* _PROBLEM_
Without the pictures, set down every line of the data exactly.

★ ★ ★ ★ ★ ★ ★

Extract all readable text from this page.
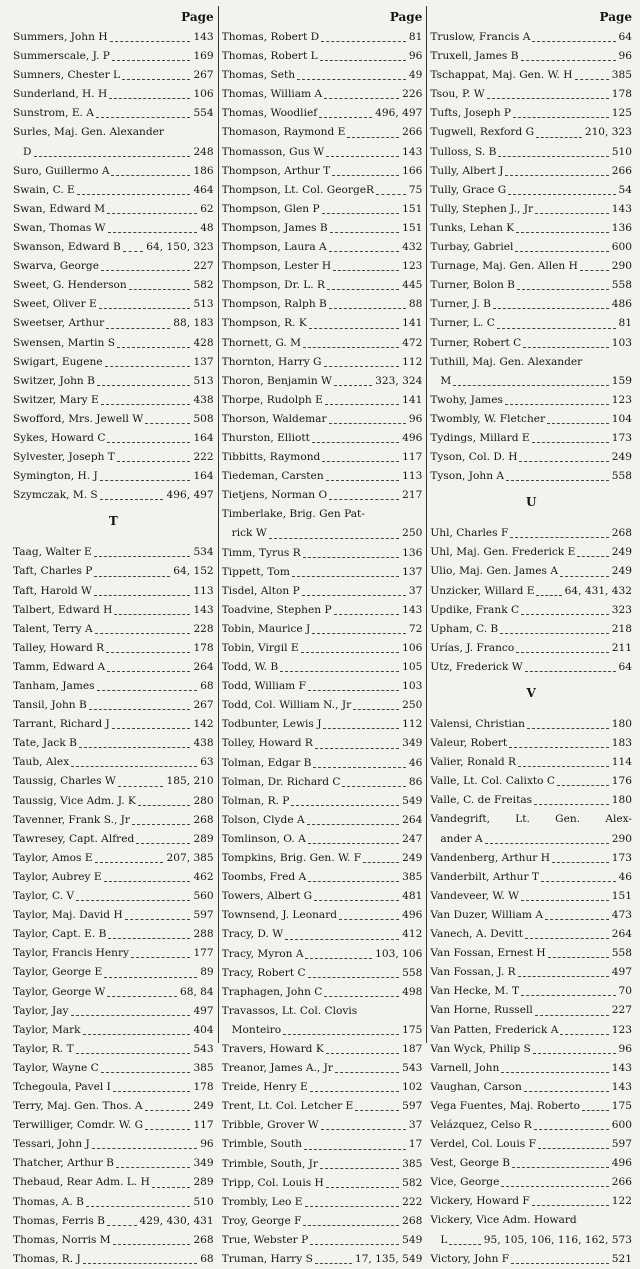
Page
Summers, John H	143
Summerscale, J. P	169
Sumners, Chester L	267
Sunderland, H. H	106
Sunstrom, E. A	554
Surles, Maj. Gen. Alexander
D	248
Suro, Guillermo A	186
Swain, C. E	464
Swan, Edward M	62
Swan, Thomas W	48
Swanson, Edward B 64, 150, 323
Swarva, George	227
Sweet, G. Henderson	582
Sweet, Oliver E	513
Sweetser, Arthur	88, 183
Swensen, Martin S	428
Swigart, Eugene	137
Switzer, John B	513
Switzer, Mary E	438
Swofford, Mrs. Jewell W	508
Sykes, Howard C	164
Sylvester, Joseph T	222
Symington, H. J	164
Szymczak, M. S	496, 497
T
Taag, Walter E	534
Taft, Charles P	64, 152
Taft, Harold W	113
Talbert, Edward H	143
Talent, Terry A	228
Talley, Howard R	178
Tamm, Edward A	264
Tanham, James	68
Tansil, John B	267
Tarrant, Richard J	142
Tate, Jack B	438
Taub, Alex	63
Taussig, Charles W	185, 210
Taussig, Vice Adm. J. K	280
Tavenner, Frank S., Jr	268
Tawresey, Capt. Alfred	289
Taylor, Amos E	207, 385
Taylor, Aubrey E	462
Taylor, C. V	560
Taylor, Maj. David H	597
Taylor, Capt. E. B	288
Taylor, Francis Henry	177
Taylor, George E	89
Taylor, George W	68, 84
Taylor, Jay	497
Taylor, Mark	404
Taylor, R. T	543
Taylor, Wayne C	385
Tchegoula, Pavel I	178
Terry, Maj. Gen. Thos. A	249
Terwilliger, Comdr. W. G	117
Tessari, John J	96
Thatcher, Arthur B	349
Thebaud, Rear Adm. L. H	289
Thomas, A. B	510
Thomas, Ferris B	429, 430, 431
Thomas, Norris M	268
Thomas, R. J	68
Page
Thomas, Robert D	81
Thomas, Robert L	96
Thomas, Seth	49
Thomas, William A	226
Thomas, Woodlief	496, 497
Thomason, Raymond E	266
Thomasson, Gus W	143
Thompson, Arthur T	166
Thompson, Lt. Col. GeorgeR	75
Thompson, Glen P	151
Thompson, James B	151
Thompson, Laura A	432
Thompson, Lester H	123
Thompson, Dr. L. R	445
Thompson, Ralph B	88
Thompson, R. K	141
Thornett, G. M	472
Thornton, Harry G	112
Thoron, Benjamin W	323, 324
Thorpe, Rudolph E	141
Thorson, Waldemar	96
Thurston, Elliott	496
Tibbitts, Raymond	117
Tiedeman, Carsten	113
Tietjens, Norman O	217
Timberlake, Brig. Gen Pat-
rick W	250
Timm, Tyrus R	136
Tippett, Tom	137
Tisdel, Alton P	37
Toadvine, Stephen P	143
Tobin, Maurice J	72
Tobin, Virgil E	106
Todd, W. B	105
Todd, William F	103
Todd, Col. William N., Jr	250
Todbunter, Lewis J	112
Tolley, Howard R	349
Tolman, Edgar B	46
Tolman, Dr. Richard C	86
Tolman, R. P	549
Tolson, Clyde A	264
Tomlinson, O. A	247
Tompkins, Brig. Gen. W. F	249
Toombs, Fred A	385
Towers, Albert G	481
Townsend, J. Leonard	496
Tracy, D. W	412
Tracy, Myron A	103, 106
Tracy, Robert C	558
Traphagen, John C	498
Travassos, Lt. Col. Clovis
Monteiro	175
Travers, Howard K	187
Treanor, James A., Jr	543
Treide, Henry E	102
Trent, Lt. Col. Letcher E	597
Tribble, Grover W	37
Trimble, South	17
Trimble, South, Jr	385
Tripp, Col. Louis H	582
Trombly, Leo E	222
Troy, George F	268
True, Webster P	549
Truman, Harry S	17, 135, 549
Page
Truslow, Francis A	64
Truxell, James B	96
Tschappat, Maj. Gen. W. H	385
Tsou, P. W	178
Tufts, Joseph P	125
Tugwell, Rexford G	210, 323
Tulloss, S. B	510
Tully, Albert J	266
Tully, Grace G	54
Tully, Stephen J., Jr	143
Tunks, Lehan K	136
Turbay, Gabriel	600
Turnage, Maj. Gen. Allen H	290
Turner, Bolon B	558
Turner, J. B	486
Turner, L. C	81
Turner, Robert C	103
Tuthill, Maj. Gen. Alexander
M	159
Twohy, James	123
Twombly, W. Fletcher	104
Tydings, Millard E	173
Tyson, Col. D. H	249
Tyson, John A	558
U
Uhl, Charles F	268
Uhl, Maj. Gen. Frederick E	249
Ulio, Maj. Gen. James A	249
Unzicker, Willard E	64, 431, 432
Updike, Frank C	323
Upham, C. B	218
Urías, J. Franco	211
Utz, Frederick W	64
V
Valensi, Christian	180
Valeur, Robert	183
Valier, Ronald R	114
Valle, Lt. Col. Calixto C	176
Valle, C. de Freitas	180
Vandegrift, Lt. Gen. Alex-
ander A	290
Vandenberg, Arthur H	173
Vanderbilt, Arthur T	46
Vandeveer, W. W	151
Van Duzer, William A	473
Vanech, A. Devitt	264
Van Fossan, Ernest H	558
Van Fossan, J. R	497
Van Hecke, M. T	70
Van Horne, Russell	227
Van Patten, Frederick A	123
Van Wyck, Philip S	96
Varnell, John	143
Vaughan, Carson	143
Vega Fuentes, Maj. Roberto	175
Velázquez, Celso R	600
Verdel, Col. Louis F	597
Vest, George B	496
Vice, George	266
Vickery, Howard F	122
Vickery, Vice Adm. Howard
L	95, 105, 106, 116, 162, 573
Victory, John F	521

★ ★ ★ ★ ★ ★ ★

* _FINAL ANSWER_
Extract all readable text from this page.
Page
Summers, John H	143
Summerscale, J. P	169
Sumners, Chester L	267
Sunderland, H. H	106
Sunstrom, E. A	554
Surles, Maj. Gen. Alexander
D	248
Suro, Guillermo A	186
Swain, C. E	464
Swan, Edward M	62
Swan, Thomas W	48
Swanson, Edward B 64, 150, 323
Swarva, George	227
Sweet, G. Henderson	582
Sweet, Oliver E	513
Sweetser, Arthur	88, 183
Swensen, Martin S	428
Swigart, Eugene	137
Switzer, John B	513
Switzer, Mary E	438
Swofford, Mrs. Jewell W	508
Sykes, Howard C	164
Sylvester, Joseph T	222
Symington, H. J	164
Szymczak, M. S	496, 497
T
Taag, Walter E	534
Taft, Charles P	64, 152
Taft, Harold W	113
Talbert, Edward H	143
Talent, Terry A	228
Talley, Howard R	178
Tamm, Edward A	264
Tanham, James	68
Tansil, John B	267
Tarrant, Richard J	142
Tate, Jack B	438
Taub, Alex	63
Taussig, Charles W	185, 210
Taussig, Vice Adm. J. K	280
Tavenner, Frank S., Jr	268
Tawresey, Capt. Alfred	289
Taylor, Amos E	207, 385
Taylor, Aubrey E	462
Taylor, C. V	560
Taylor, Maj. David H	597
Taylor, Capt. E. B	288
Taylor, Francis Henry	177
Taylor, George E	89
Taylor, George W	68, 84
Taylor, Jay	497
Taylor, Mark	404
Taylor, R. T	543
Taylor, Wayne C	385
Tchegoula, Pavel I	178
Terry, Maj. Gen. Thos. A	249
Terwilliger, Comdr. W. G	117
Tessari, John J	96
Thatcher, Arthur B	349
Thebaud, Rear Adm. L. H	289
Thomas, A. B	510
Thomas, Ferris B	429, 430, 431
Thomas, Norris M	268
Thomas, R. J	68
Page
Thomas, Robert D	81
Thomas, Robert L	96
Thomas, Seth	49
Thomas, William A	226
Thomas, Woodlief	496, 497
Thomason, Raymond E	266
Thomasson, Gus W	143
Thompson, Arthur T	166
Thompson, Lt. Col. GeorgeR	75
Thompson, Glen P	151
Thompson, James B	151
Thompson, Laura A	432
Thompson, Lester H	123
Thompson, Dr. L. R	445
Thompson, Ralph B	88
Thompson, R. K	141
Thornett, G. M	472
Thornton, Harry G	112
Thoron, Benjamin W	323, 324
Thorpe, Rudolph E	141
Thorson, Waldemar	96
Thurston, Elliott	496
Tibbitts, Raymond	117
Tiedeman, Carsten	113
Tietjens, Norman O	217
Timberlake, Brig. Gen Pat-
rick W	250
Timm, Tyrus R	136
Tippett, Tom	137
Tisdel, Alton P	37
Toadvine, Stephen P	143
Tobin, Maurice J	72
Tobin, Virgil E	106
Todd, W. B	105
Todd, William F	103
Todd, Col. William N., Jr	250
Todbunter, Lewis J	112
Tolley, Howard R	349
Tolman, Edgar B	46
Tolman, Dr. Richard C	86
Tolman, R. P	549
Tolson, Clyde A	264
Tomlinson, O. A	247
Tompkins, Brig. Gen. W. F	249
Toombs, Fred A	385
Towers, Albert G	481
Townsend, J. Leonard	496
Tracy, D. W	412
Tracy, Myron A	103, 106
Tracy, Robert C	558
Traphagen, John C	498
Travassos, Lt. Col. Clovis
Monteiro	175
Travers, Howard K	187
Treanor, James A., Jr	543
Treide, Henry E	102
Trent, Lt. Col. Letcher E	597
Tribble, Grover W	37
Trimble, South	17
Trimble, South, Jr	385
Tripp, Col. Louis H	582
Trombly, Leo E	222
Troy, George F	268
True, Webster P	549
Truman, Harry S	17, 135, 549
Page
Truslow, Francis A	64
Truxell, James B	96
Tschappat, Maj. Gen. W. H	385
Tsou, P. W	178
Tufts, Joseph P	125
Tugwell, Rexford G	210, 323
Tulloss, S. B	510
Tully, Albert J	266
Tully, Grace G	54
Tully, Stephen J., Jr	143
Tunks, Lehan K	136
Turbay, Gabriel	600
Turnage, Maj. Gen. Allen H	290
Turner, Bolon B	558
Turner, J. B	486
Turner, L. C	81
Turner, Robert C	103
Tuthill, Maj. Gen. Alexander
M	159
Twohy, James	123
Twombly, W. Fletcher	104
Tydings, Millard E	173
Tyson, Col. D. H	249
Tyson, John A	558
U
Uhl, Charles F	268
Uhl, Maj. Gen. Frederick E	249
Ulio, Maj. Gen. James A	249
Unzicker, Willard E	64, 431, 432
Updike, Frank C	323
Upham, C. B	218
Urías, J. Franco	211
Utz, Frederick W	64
V
Valensi, Christian	180
Valeur, Robert	183
Valier, Ronald R	114
Valle, Lt. Col. Calixto C	176
Valle, C. de Freitas	180
Vandegrift, Lt. Gen. Alex-
ander A	290
Vandenberg, Arthur H	173
Vanderbilt, Arthur T	46
Vandeveer, W. W	151
Van Duzer, William A	473
Vanech, A. Devitt	264
Van Fossan, Ernest H	558
Van Fossan, J. R	497
Van Hecke, M. T	70
Van Horne, Russell	227
Van Patten, Frederick A	123
Van Wyck, Philip S	96
Varnell, John	143
Vaughan, Carson	143
Vega Fuentes, Maj. Roberto	175
Velázquez, Celso R	600
Verdel, Col. Louis F	597
Vest, George B	496
Vice, George	266
Vickery, Howard F	122
Vickery, Vice Adm. Howard
L	95, 105, 106, 116, 162, 573
Victory, John F	521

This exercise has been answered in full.